What you will do: Copy the data precisely, character for character, and leave out every picture.

Listed entries:

============

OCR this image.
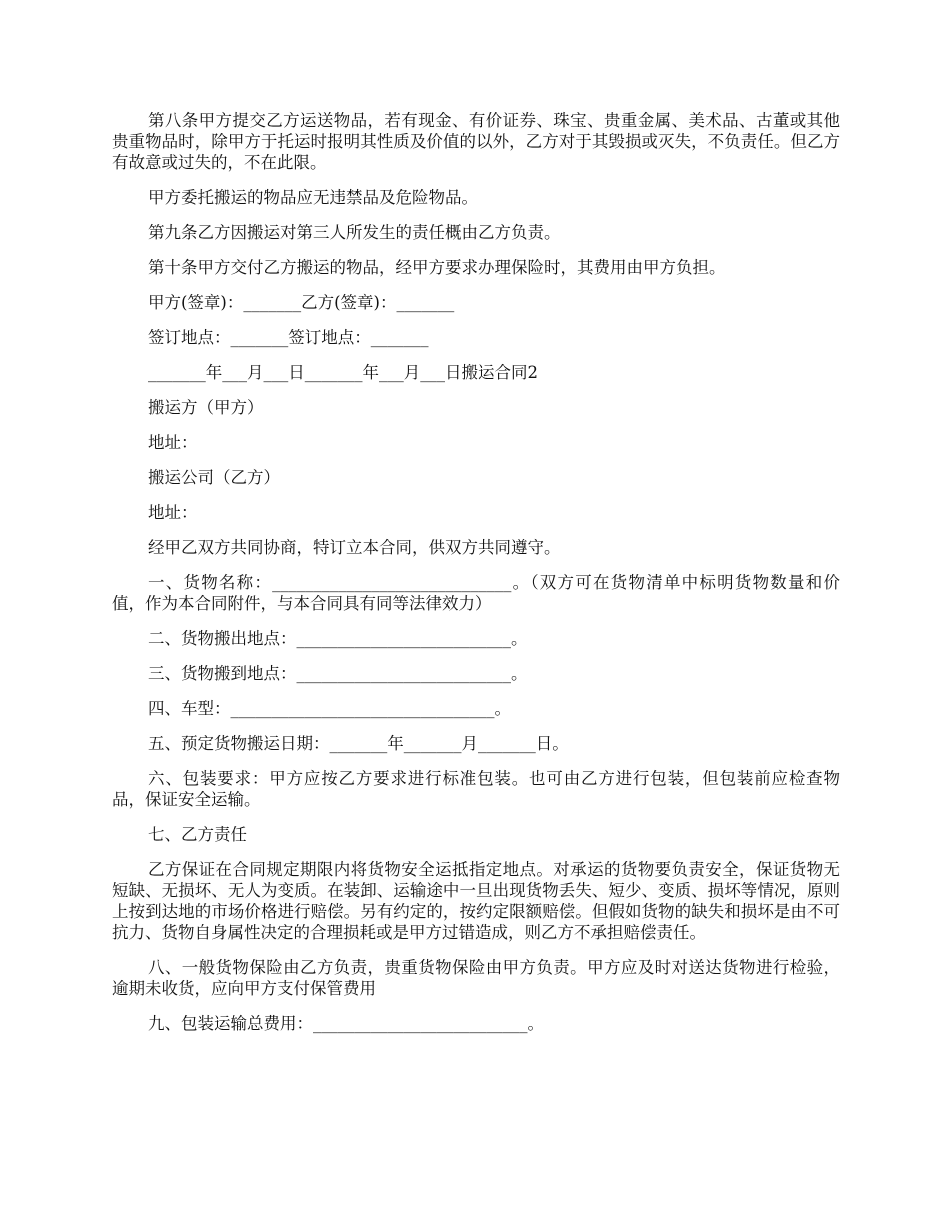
第八条甲方提交乙方运送物品，若有现金、有价证券、珠宝、贵重金属、美术品、古董或其他贵重物品时，除甲方于托运时报明其性质及价值的以外，乙方对于其毁损或灭失，不负责任。但乙方有故意或过失的，不在此限。

甲方委托搬运的物品应无违禁品及危险物品。

第九条乙方因搬运对第三人所发生的责任概由乙方负责。

第十条甲方交付乙方搬运的物品，经甲方要求办理保险时，其费用由甲方负担。

甲方(签章)：_______乙方(签章)：_______

签订地点：_______签订地点：_______

_______年___月___日_______年___月___日搬运合同2

搬运方（甲方）

地址：

搬运公司（乙方）

地址：

经甲乙双方共同协商，特订立本合同，供双方共同遵守。

一、货物名称：_____________________________。（双方可在货物清单中标明货物数量和价值，作为本合同附件，与本合同具有同等法律效力）

二、货物搬出地点：__________________________。

三、货物搬到地点：__________________________。

四、车型：________________________________。

五、预定货物搬运日期：_______年_______月_______日。

六、包装要求：甲方应按乙方要求进行标准包装。也可由乙方进行包装，但包装前应检查物品，保证安全运输。

七、乙方责任

乙方保证在合同规定期限内将货物安全运抵指定地点。对承运的货物要负责安全，保证货物无短缺、无损坏、无人为变质。在装卸、运输途中一旦出现货物丢失、短少、变质、损坏等情况，原则上按到达地的市场价格进行赔偿。另有约定的，按约定限额赔偿。但假如货物的缺失和损坏是由不可抗力、货物自身属性决定的合理损耗或是甲方过错造成，则乙方不承担赔偿责任。

八、一般货物保险由乙方负责，贵重货物保险由甲方负责。甲方应及时对送达货物进行检验，逾期未收货，应向甲方支付保管费用

九、包装运输总费用：__________________________。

============

Reply to the exercise:
OCR this image.
第八条甲方提交乙方运送物品，若有现金、有价证券、珠宝、贵重金属、美术品、古董或其他贵重物品时，除甲方于托运时报明其性质及价值的以外，乙方对于其毁损或灭失，不负责任。但乙方有故意或过失的，不在此限。

甲方委托搬运的物品应无违禁品及危险物品。

第九条乙方因搬运对第三人所发生的责任概由乙方负责。

第十条甲方交付乙方搬运的物品，经甲方要求办理保险时，其费用由甲方负担。

甲方(签章)：_______乙方(签章)：_______

签订地点：_______签订地点：_______

_______年___月___日_______年___月___日搬运合同2

搬运方（甲方）

地址：

搬运公司（乙方）

地址：

经甲乙双方共同协商，特订立本合同，供双方共同遵守。

一、货物名称：_____________________________。（双方可在货物清单中标明货物数量和价值，作为本合同附件，与本合同具有同等法律效力）

二、货物搬出地点：__________________________。

三、货物搬到地点：__________________________。

四、车型：________________________________。

五、预定货物搬运日期：_______年_______月_______日。

六、包装要求：甲方应按乙方要求进行标准包装。也可由乙方进行包装，但包装前应检查物品，保证安全运输。

七、乙方责任

乙方保证在合同规定期限内将货物安全运抵指定地点。对承运的货物要负责安全，保证货物无短缺、无损坏、无人为变质。在装卸、运输途中一旦出现货物丢失、短少、变质、损坏等情况，原则上按到达地的市场价格进行赔偿。另有约定的，按约定限额赔偿。但假如货物的缺失和损坏是由不可抗力、货物自身属性决定的合理损耗或是甲方过错造成，则乙方不承担赔偿责任。

八、一般货物保险由乙方负责，贵重货物保险由甲方负责。甲方应及时对送达货物进行检验，逾期未收货，应向甲方支付保管费用

九、包装运输总费用：__________________________。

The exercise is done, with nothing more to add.